A run of records
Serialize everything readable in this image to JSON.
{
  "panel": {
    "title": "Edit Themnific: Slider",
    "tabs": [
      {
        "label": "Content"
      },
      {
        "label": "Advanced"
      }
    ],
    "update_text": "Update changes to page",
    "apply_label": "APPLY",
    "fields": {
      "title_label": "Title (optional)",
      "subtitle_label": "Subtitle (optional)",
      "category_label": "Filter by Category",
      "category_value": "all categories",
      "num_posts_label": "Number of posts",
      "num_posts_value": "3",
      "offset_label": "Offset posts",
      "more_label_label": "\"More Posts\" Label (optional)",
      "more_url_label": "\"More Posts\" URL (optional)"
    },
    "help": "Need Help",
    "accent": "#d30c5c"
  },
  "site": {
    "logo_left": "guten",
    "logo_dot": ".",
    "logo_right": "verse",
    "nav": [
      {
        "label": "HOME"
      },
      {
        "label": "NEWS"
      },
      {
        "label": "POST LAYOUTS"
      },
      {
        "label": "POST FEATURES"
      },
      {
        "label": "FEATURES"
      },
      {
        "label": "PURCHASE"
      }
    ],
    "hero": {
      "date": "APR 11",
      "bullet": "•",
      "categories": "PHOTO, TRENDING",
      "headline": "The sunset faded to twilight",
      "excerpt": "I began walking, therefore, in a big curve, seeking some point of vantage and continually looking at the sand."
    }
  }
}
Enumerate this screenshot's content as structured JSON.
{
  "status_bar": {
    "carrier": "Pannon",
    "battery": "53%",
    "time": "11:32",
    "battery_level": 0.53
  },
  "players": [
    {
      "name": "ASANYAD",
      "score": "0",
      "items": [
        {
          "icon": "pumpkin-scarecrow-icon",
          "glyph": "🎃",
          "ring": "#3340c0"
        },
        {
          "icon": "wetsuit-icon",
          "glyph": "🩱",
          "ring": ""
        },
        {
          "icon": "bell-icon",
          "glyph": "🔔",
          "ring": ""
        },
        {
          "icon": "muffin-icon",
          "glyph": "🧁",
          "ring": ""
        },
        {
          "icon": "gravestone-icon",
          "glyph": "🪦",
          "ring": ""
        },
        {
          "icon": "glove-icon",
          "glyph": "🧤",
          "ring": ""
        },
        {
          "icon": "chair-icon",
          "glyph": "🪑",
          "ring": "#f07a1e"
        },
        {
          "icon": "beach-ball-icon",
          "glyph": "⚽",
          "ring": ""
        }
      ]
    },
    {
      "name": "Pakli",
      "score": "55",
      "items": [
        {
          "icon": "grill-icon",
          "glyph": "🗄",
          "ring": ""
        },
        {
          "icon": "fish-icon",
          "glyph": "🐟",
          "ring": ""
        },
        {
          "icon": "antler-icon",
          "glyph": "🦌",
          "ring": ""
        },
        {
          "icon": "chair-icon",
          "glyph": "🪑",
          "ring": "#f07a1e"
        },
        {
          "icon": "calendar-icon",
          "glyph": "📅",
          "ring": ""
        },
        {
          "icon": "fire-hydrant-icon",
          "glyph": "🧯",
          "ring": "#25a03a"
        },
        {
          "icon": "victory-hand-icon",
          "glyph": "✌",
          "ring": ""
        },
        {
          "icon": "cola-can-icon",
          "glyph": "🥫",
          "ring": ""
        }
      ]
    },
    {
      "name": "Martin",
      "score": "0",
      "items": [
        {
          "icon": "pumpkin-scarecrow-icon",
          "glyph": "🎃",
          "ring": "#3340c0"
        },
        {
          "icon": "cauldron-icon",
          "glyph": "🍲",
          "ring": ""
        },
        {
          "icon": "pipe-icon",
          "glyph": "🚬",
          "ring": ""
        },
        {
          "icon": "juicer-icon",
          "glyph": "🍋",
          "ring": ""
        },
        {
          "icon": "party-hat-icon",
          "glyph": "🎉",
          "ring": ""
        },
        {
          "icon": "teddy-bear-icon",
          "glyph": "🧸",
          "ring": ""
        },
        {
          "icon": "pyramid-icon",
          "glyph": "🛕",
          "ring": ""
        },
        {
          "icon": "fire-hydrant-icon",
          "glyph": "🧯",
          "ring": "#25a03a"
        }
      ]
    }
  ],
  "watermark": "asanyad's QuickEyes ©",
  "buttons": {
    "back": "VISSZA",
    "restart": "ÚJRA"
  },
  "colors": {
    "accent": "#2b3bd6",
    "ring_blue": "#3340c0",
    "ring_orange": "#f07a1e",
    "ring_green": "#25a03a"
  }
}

Goal of the exercise: Write out every entry verbatim.

Expected output:
Serialize everything readable in this image to JSON.
{
  "panel": {
    "title": "Edit Themnific: Slider",
    "tabs": [
      {
        "label": "Content"
      },
      {
        "label": "Advanced"
      }
    ],
    "update_text": "Update changes to page",
    "apply_label": "APPLY",
    "fields": {
      "title_label": "Title (optional)",
      "subtitle_label": "Subtitle (optional)",
      "category_label": "Filter by Category",
      "category_value": "all categories",
      "num_posts_label": "Number of posts",
      "num_posts_value": "3",
      "offset_label": "Offset posts",
      "more_label_label": "\"More Posts\" Label (optional)",
      "more_url_label": "\"More Posts\" URL (optional)"
    },
    "help": "Need Help",
    "accent": "#d30c5c"
  },
  "site": {
    "logo_left": "guten",
    "logo_dot": ".",
    "logo_right": "verse",
    "nav": [
      {
        "label": "HOME"
      },
      {
        "label": "NEWS"
      },
      {
        "label": "POST LAYOUTS"
      },
      {
        "label": "POST FEATURES"
      },
      {
        "label": "FEATURES"
      },
      {
        "label": "PURCHASE"
      }
    ],
    "hero": {
      "date": "APR 11",
      "bullet": "•",
      "categories": "PHOTO, TRENDING",
      "headline": "The sunset faded to twilight",
      "excerpt": "I began walking, therefore, in a big curve, seeking some point of vantage and continually looking at the sand."
    }
  }
}
Enumerate this screenshot's content as structured JSON.
{
  "status_bar": {
    "carrier": "Pannon",
    "battery": "53%",
    "time": "11:32",
    "battery_level": 0.53
  },
  "players": [
    {
      "name": "ASANYAD",
      "score": "0",
      "items": [
        {
          "icon": "pumpkin-scarecrow-icon",
          "glyph": "🎃",
          "ring": "#3340c0"
        },
        {
          "icon": "wetsuit-icon",
          "glyph": "🩱",
          "ring": ""
        },
        {
          "icon": "bell-icon",
          "glyph": "🔔",
          "ring": ""
        },
        {
          "icon": "muffin-icon",
          "glyph": "🧁",
          "ring": ""
        },
        {
          "icon": "gravestone-icon",
          "glyph": "🪦",
          "ring": ""
        },
        {
          "icon": "glove-icon",
          "glyph": "🧤",
          "ring": ""
        },
        {
          "icon": "chair-icon",
          "glyph": "🪑",
          "ring": "#f07a1e"
        },
        {
          "icon": "beach-ball-icon",
          "glyph": "⚽",
          "ring": ""
        }
      ]
    },
    {
      "name": "Pakli",
      "score": "55",
      "items": [
        {
          "icon": "grill-icon",
          "glyph": "🗄",
          "ring": ""
        },
        {
          "icon": "fish-icon",
          "glyph": "🐟",
          "ring": ""
        },
        {
          "icon": "antler-icon",
          "glyph": "🦌",
          "ring": ""
        },
        {
          "icon": "chair-icon",
          "glyph": "🪑",
          "ring": "#f07a1e"
        },
        {
          "icon": "calendar-icon",
          "glyph": "📅",
          "ring": ""
        },
        {
          "icon": "fire-hydrant-icon",
          "glyph": "🧯",
          "ring": "#25a03a"
        },
        {
          "icon": "victory-hand-icon",
          "glyph": "✌",
          "ring": ""
        },
        {
          "icon": "cola-can-icon",
          "glyph": "🥫",
          "ring": ""
        }
      ]
    },
    {
      "name": "Martin",
      "score": "0",
      "items": [
        {
          "icon": "pumpkin-scarecrow-icon",
          "glyph": "🎃",
          "ring": "#3340c0"
        },
        {
          "icon": "cauldron-icon",
          "glyph": "🍲",
          "ring": ""
        },
        {
          "icon": "pipe-icon",
          "glyph": "🚬",
          "ring": ""
        },
        {
          "icon": "juicer-icon",
          "glyph": "🍋",
          "ring": ""
        },
        {
          "icon": "party-hat-icon",
          "glyph": "🎉",
          "ring": ""
        },
        {
          "icon": "teddy-bear-icon",
          "glyph": "🧸",
          "ring": ""
        },
        {
          "icon": "pyramid-icon",
          "glyph": "🛕",
          "ring": ""
        },
        {
          "icon": "fire-hydrant-icon",
          "glyph": "🧯",
          "ring": "#25a03a"
        }
      ]
    }
  ],
  "watermark": "asanyad's QuickEyes ©",
  "buttons": {
    "back": "VISSZA",
    "restart": "ÚJRA"
  },
  "colors": {
    "accent": "#2b3bd6",
    "ring_blue": "#3340c0",
    "ring_orange": "#f07a1e",
    "ring_green": "#25a03a"
  }
}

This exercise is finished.